» PROBLEM: What is the number of lines holding the word "критических"? Give that number alone.

» DATASET CONTENT:
>> start

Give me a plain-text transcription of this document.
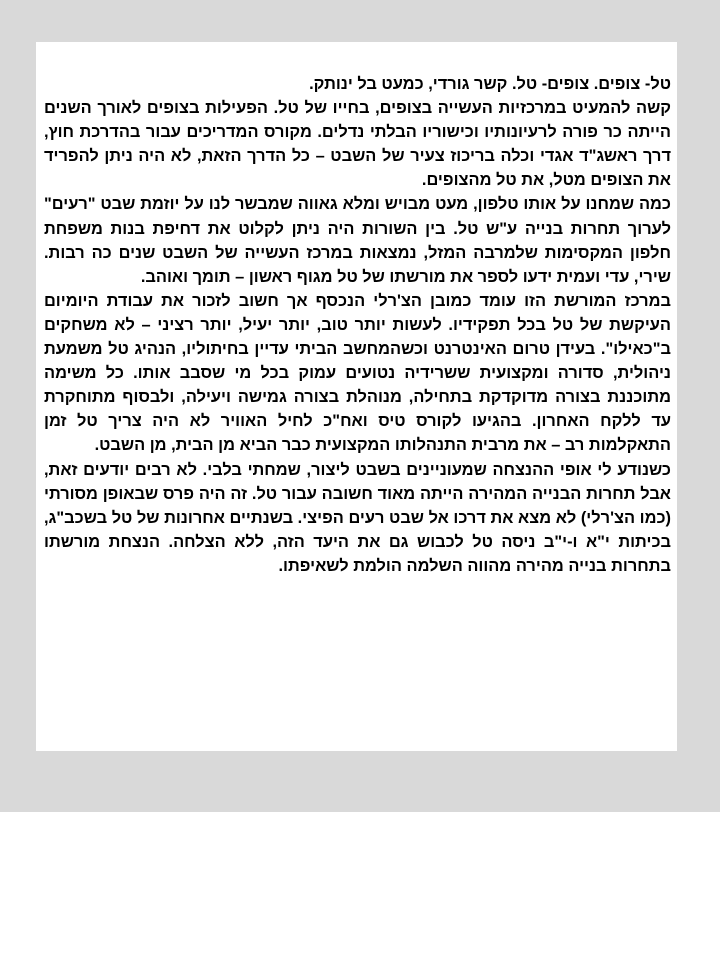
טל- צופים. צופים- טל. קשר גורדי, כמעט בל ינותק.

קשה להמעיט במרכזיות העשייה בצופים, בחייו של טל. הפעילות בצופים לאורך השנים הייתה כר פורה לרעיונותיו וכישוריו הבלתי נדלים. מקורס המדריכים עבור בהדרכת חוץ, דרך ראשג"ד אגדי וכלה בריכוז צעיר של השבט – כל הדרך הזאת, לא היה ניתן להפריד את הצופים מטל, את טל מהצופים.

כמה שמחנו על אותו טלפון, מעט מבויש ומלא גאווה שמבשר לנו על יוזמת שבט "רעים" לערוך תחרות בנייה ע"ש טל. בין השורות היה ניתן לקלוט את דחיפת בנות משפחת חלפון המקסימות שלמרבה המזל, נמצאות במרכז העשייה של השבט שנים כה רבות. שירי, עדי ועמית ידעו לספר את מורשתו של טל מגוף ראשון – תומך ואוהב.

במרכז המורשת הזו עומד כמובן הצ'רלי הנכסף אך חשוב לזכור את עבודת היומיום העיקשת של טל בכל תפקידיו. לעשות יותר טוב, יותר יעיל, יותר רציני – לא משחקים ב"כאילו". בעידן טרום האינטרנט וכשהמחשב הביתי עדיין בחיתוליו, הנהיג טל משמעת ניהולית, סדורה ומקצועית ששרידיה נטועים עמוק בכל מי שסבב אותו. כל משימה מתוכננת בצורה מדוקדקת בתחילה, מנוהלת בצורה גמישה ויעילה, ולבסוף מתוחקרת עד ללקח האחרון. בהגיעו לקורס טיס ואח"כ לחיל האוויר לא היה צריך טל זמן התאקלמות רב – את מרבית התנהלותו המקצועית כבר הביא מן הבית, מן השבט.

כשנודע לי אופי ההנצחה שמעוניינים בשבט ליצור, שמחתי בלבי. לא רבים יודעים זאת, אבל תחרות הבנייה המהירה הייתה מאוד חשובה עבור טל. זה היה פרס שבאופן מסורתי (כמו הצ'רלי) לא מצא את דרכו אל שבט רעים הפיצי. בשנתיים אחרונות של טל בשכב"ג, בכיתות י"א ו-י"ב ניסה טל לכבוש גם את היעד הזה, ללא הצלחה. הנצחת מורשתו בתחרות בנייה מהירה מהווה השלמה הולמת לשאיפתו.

>> end
>> start

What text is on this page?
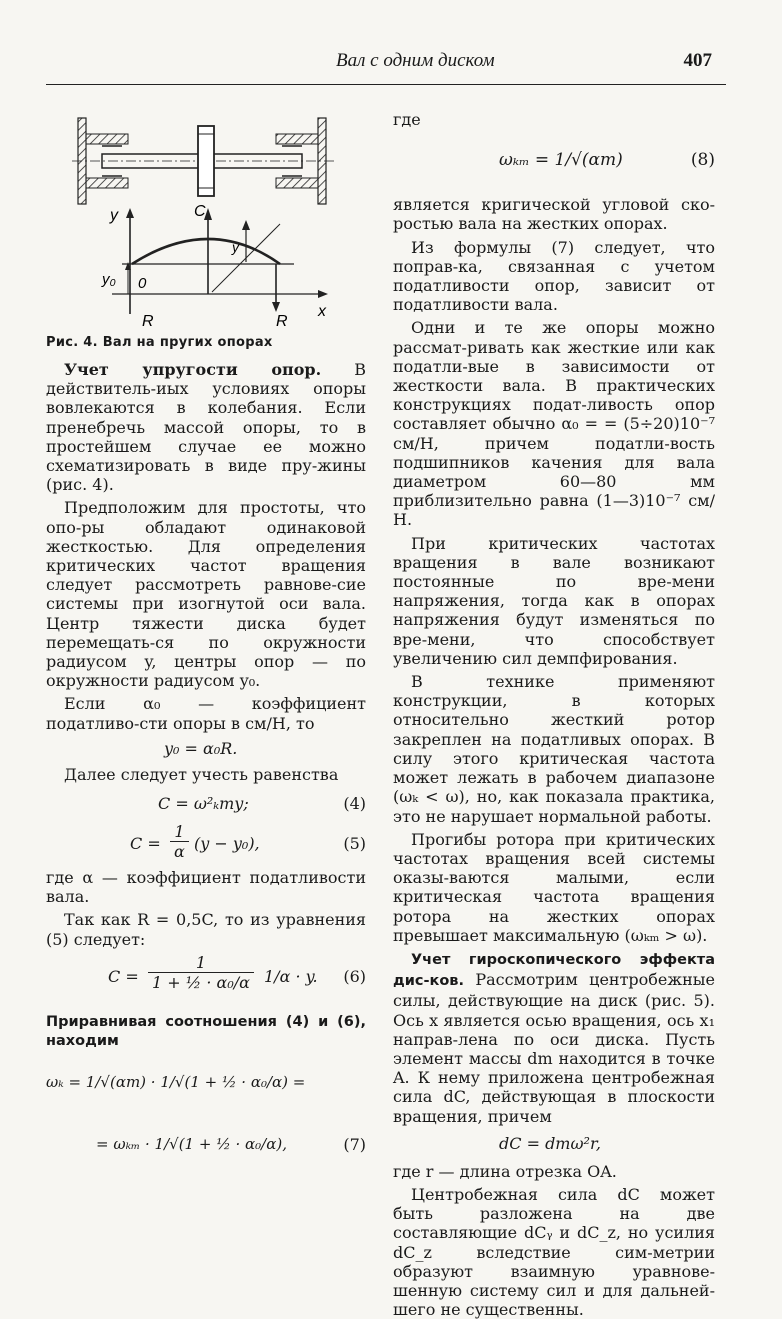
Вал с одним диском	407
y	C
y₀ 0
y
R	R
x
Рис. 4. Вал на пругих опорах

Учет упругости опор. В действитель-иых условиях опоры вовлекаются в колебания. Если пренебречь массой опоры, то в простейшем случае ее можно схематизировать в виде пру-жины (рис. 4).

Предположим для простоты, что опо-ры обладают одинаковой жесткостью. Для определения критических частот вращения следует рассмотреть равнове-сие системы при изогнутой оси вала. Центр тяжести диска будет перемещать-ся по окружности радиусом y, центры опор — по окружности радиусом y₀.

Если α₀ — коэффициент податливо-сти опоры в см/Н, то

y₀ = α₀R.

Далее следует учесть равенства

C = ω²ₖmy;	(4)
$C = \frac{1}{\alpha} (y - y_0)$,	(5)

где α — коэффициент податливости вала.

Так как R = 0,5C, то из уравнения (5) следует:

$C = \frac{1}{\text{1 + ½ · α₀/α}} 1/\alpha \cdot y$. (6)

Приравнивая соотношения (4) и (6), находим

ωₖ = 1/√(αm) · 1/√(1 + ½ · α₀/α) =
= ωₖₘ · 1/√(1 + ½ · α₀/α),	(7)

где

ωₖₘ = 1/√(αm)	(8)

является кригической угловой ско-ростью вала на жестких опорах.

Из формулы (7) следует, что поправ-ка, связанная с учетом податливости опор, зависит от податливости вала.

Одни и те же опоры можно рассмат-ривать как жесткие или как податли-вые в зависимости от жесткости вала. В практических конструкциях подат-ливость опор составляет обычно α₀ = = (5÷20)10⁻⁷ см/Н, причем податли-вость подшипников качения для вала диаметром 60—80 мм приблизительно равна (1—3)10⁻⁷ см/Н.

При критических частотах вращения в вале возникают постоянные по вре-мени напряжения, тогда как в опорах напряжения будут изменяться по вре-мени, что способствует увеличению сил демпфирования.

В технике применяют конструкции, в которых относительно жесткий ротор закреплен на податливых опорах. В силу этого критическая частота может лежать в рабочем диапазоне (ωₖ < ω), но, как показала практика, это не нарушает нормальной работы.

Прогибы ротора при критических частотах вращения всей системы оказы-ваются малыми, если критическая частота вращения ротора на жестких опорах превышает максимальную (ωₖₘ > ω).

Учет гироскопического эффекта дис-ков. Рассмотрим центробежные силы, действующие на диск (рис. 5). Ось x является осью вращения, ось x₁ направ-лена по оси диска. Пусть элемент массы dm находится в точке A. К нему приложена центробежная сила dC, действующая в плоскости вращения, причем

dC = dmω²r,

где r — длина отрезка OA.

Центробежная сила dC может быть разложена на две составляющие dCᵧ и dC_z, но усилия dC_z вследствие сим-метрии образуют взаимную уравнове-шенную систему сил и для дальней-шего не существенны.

>> end
>> start

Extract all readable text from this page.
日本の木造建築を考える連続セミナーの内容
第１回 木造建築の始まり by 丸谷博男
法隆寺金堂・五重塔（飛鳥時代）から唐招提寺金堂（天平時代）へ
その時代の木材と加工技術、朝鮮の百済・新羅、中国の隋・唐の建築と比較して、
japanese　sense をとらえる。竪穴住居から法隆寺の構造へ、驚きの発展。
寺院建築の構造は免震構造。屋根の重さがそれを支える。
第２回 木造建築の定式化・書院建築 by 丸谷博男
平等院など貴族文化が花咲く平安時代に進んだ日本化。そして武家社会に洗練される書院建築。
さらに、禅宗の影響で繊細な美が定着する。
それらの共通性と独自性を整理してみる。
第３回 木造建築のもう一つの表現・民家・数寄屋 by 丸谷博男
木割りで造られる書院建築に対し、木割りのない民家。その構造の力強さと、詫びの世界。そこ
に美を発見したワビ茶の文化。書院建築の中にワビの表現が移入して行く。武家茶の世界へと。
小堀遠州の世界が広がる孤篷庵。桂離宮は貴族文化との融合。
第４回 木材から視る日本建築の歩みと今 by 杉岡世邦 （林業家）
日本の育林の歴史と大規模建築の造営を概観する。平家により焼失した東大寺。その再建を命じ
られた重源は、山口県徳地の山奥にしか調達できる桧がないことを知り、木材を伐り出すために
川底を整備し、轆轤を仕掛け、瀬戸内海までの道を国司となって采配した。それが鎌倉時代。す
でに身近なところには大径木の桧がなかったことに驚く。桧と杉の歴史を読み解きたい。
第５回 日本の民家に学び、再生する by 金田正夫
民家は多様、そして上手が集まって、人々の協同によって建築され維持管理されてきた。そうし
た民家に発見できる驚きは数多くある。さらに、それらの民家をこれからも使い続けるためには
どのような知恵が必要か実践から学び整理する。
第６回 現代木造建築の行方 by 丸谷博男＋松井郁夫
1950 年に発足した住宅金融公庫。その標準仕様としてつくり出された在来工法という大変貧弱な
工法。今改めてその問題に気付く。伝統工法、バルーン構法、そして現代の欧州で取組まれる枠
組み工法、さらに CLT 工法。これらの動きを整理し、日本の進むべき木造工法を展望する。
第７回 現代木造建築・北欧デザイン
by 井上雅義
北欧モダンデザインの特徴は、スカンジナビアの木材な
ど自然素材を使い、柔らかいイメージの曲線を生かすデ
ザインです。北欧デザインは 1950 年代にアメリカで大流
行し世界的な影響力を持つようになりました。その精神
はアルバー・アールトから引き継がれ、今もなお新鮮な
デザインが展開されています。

>> end

» RESPONSE BELOW: 3